== What this task involves ==
Pictures within the data are to be left out; everything else must be reproduced exactly.

== Data supplied ==

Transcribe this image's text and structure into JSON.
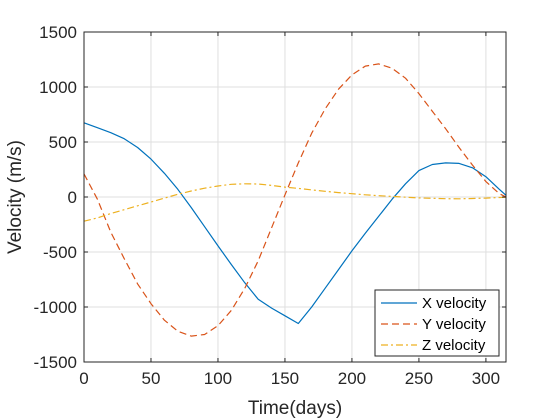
{
  "chart_data": {
    "type": "line",
    "title": "",
    "xlabel": "Time(days)",
    "ylabel": "Velocity (m/s)",
    "xlim": [
      0,
      315
    ],
    "ylim": [
      -1500,
      1500
    ],
    "x_ticks": [
      0,
      50,
      100,
      150,
      200,
      250,
      300
    ],
    "y_ticks": [
      -1500,
      -1000,
      -500,
      0,
      500,
      1000,
      1500
    ],
    "x_tick_labels": [
      "0",
      "50",
      "100",
      "150",
      "200",
      "250",
      "300"
    ],
    "y_tick_labels": [
      "-1500",
      "-1000",
      "-500",
      "0",
      "500",
      "1000",
      "1500"
    ],
    "grid": true,
    "legend_position": "bottom-right",
    "series": [
      {
        "name": "X velocity",
        "color": "#0072BD",
        "style": "solid",
        "x": [
          0,
          10,
          20,
          30,
          40,
          50,
          60,
          70,
          80,
          90,
          100,
          110,
          120,
          130,
          140,
          150,
          160,
          170,
          180,
          190,
          200,
          210,
          220,
          230,
          240,
          250,
          260,
          270,
          280,
          290,
          300,
          310,
          315
        ],
        "y": [
          675,
          630,
          585,
          530,
          450,
          345,
          215,
          70,
          -95,
          -270,
          -445,
          -615,
          -780,
          -930,
          -1010,
          -1080,
          -1150,
          -1000,
          -830,
          -660,
          -490,
          -330,
          -175,
          -20,
          120,
          240,
          295,
          310,
          305,
          265,
          185,
          70,
          15
        ]
      },
      {
        "name": "Y velocity",
        "color": "#D95319",
        "style": "dashed",
        "x": [
          0,
          10,
          20,
          30,
          40,
          50,
          60,
          70,
          80,
          90,
          100,
          110,
          120,
          130,
          140,
          150,
          160,
          170,
          180,
          190,
          200,
          210,
          220,
          230,
          240,
          250,
          260,
          270,
          280,
          290,
          300,
          310,
          315
        ],
        "y": [
          210,
          -20,
          -320,
          -560,
          -790,
          -970,
          -1120,
          -1220,
          -1265,
          -1250,
          -1170,
          -1030,
          -830,
          -580,
          -280,
          20,
          310,
          580,
          800,
          980,
          1110,
          1190,
          1210,
          1170,
          1080,
          940,
          780,
          620,
          450,
          290,
          140,
          30,
          0
        ]
      },
      {
        "name": "Z velocity",
        "color": "#EDB120",
        "style": "dashdot",
        "x": [
          0,
          10,
          20,
          30,
          40,
          50,
          60,
          70,
          80,
          90,
          100,
          110,
          120,
          130,
          140,
          150,
          160,
          170,
          180,
          190,
          200,
          210,
          220,
          230,
          240,
          250,
          260,
          270,
          280,
          290,
          300,
          310,
          315
        ],
        "y": [
          -220,
          -190,
          -150,
          -115,
          -80,
          -45,
          -10,
          25,
          55,
          80,
          100,
          115,
          120,
          118,
          105,
          90,
          78,
          65,
          52,
          40,
          30,
          20,
          12,
          5,
          -2,
          -8,
          -12,
          -15,
          -16,
          -14,
          -10,
          -5,
          -3
        ]
      }
    ]
  }
}
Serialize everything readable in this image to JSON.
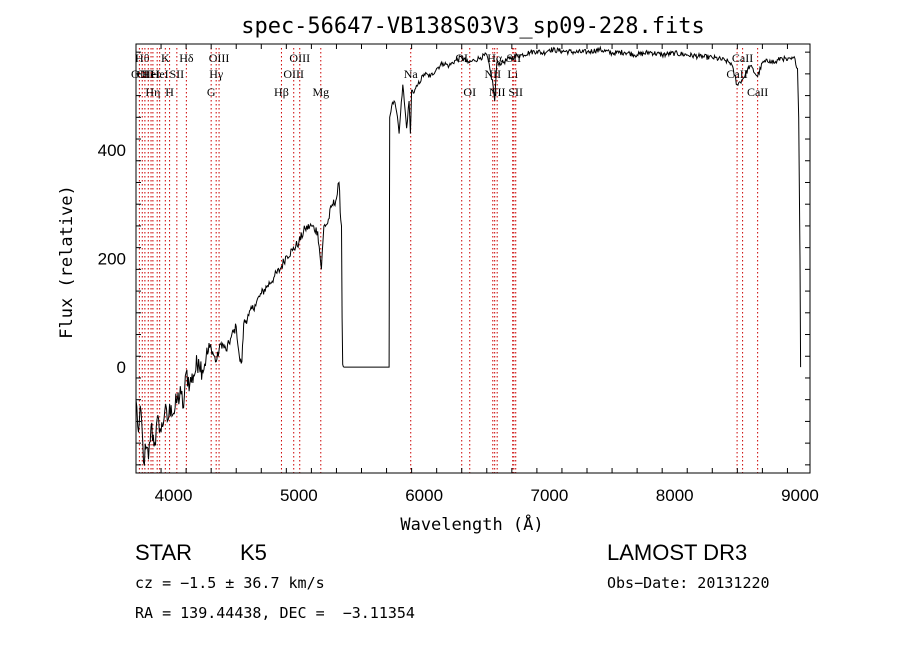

== Task answer ==
Transcribe this image's text and structure into JSON.
{
  "chart_data": {
    "type": "line",
    "title": "",
    "xlabel": "Time(days)",
    "ylabel": "Velocity (m/s)",
    "xlim": [
      0,
      315
    ],
    "ylim": [
      -1500,
      1500
    ],
    "x_ticks": [
      0,
      50,
      100,
      150,
      200,
      250,
      300
    ],
    "y_ticks": [
      -1500,
      -1000,
      -500,
      0,
      500,
      1000,
      1500
    ],
    "x_tick_labels": [
      "0",
      "50",
      "100",
      "150",
      "200",
      "250",
      "300"
    ],
    "y_tick_labels": [
      "-1500",
      "-1000",
      "-500",
      "0",
      "500",
      "1000",
      "1500"
    ],
    "grid": true,
    "legend_position": "bottom-right",
    "series": [
      {
        "name": "X velocity",
        "color": "#0072BD",
        "style": "solid",
        "x": [
          0,
          10,
          20,
          30,
          40,
          50,
          60,
          70,
          80,
          90,
          100,
          110,
          120,
          130,
          140,
          150,
          160,
          170,
          180,
          190,
          200,
          210,
          220,
          230,
          240,
          250,
          260,
          270,
          280,
          290,
          300,
          310,
          315
        ],
        "y": [
          675,
          630,
          585,
          530,
          450,
          345,
          215,
          70,
          -95,
          -270,
          -445,
          -615,
          -780,
          -930,
          -1010,
          -1080,
          -1150,
          -1000,
          -830,
          -660,
          -490,
          -330,
          -175,
          -20,
          120,
          240,
          295,
          310,
          305,
          265,
          185,
          70,
          15
        ]
      },
      {
        "name": "Y velocity",
        "color": "#D95319",
        "style": "dashed",
        "x": [
          0,
          10,
          20,
          30,
          40,
          50,
          60,
          70,
          80,
          90,
          100,
          110,
          120,
          130,
          140,
          150,
          160,
          170,
          180,
          190,
          200,
          210,
          220,
          230,
          240,
          250,
          260,
          270,
          280,
          290,
          300,
          310,
          315
        ],
        "y": [
          210,
          -20,
          -320,
          -560,
          -790,
          -970,
          -1120,
          -1220,
          -1265,
          -1250,
          -1170,
          -1030,
          -830,
          -580,
          -280,
          20,
          310,
          580,
          800,
          980,
          1110,
          1190,
          1210,
          1170,
          1080,
          940,
          780,
          620,
          450,
          290,
          140,
          30,
          0
        ]
      },
      {
        "name": "Z velocity",
        "color": "#EDB120",
        "style": "dashdot",
        "x": [
          0,
          10,
          20,
          30,
          40,
          50,
          60,
          70,
          80,
          90,
          100,
          110,
          120,
          130,
          140,
          150,
          160,
          170,
          180,
          190,
          200,
          210,
          220,
          230,
          240,
          250,
          260,
          270,
          280,
          290,
          300,
          310,
          315
        ],
        "y": [
          -220,
          -190,
          -150,
          -115,
          -80,
          -45,
          -10,
          25,
          55,
          80,
          100,
          115,
          120,
          118,
          105,
          90,
          78,
          65,
          52,
          40,
          30,
          20,
          12,
          5,
          -2,
          -8,
          -12,
          -15,
          -16,
          -14,
          -10,
          -5,
          -3
        ]
      }
    ]
  }
}
Serialize everything readable in this image to JSON.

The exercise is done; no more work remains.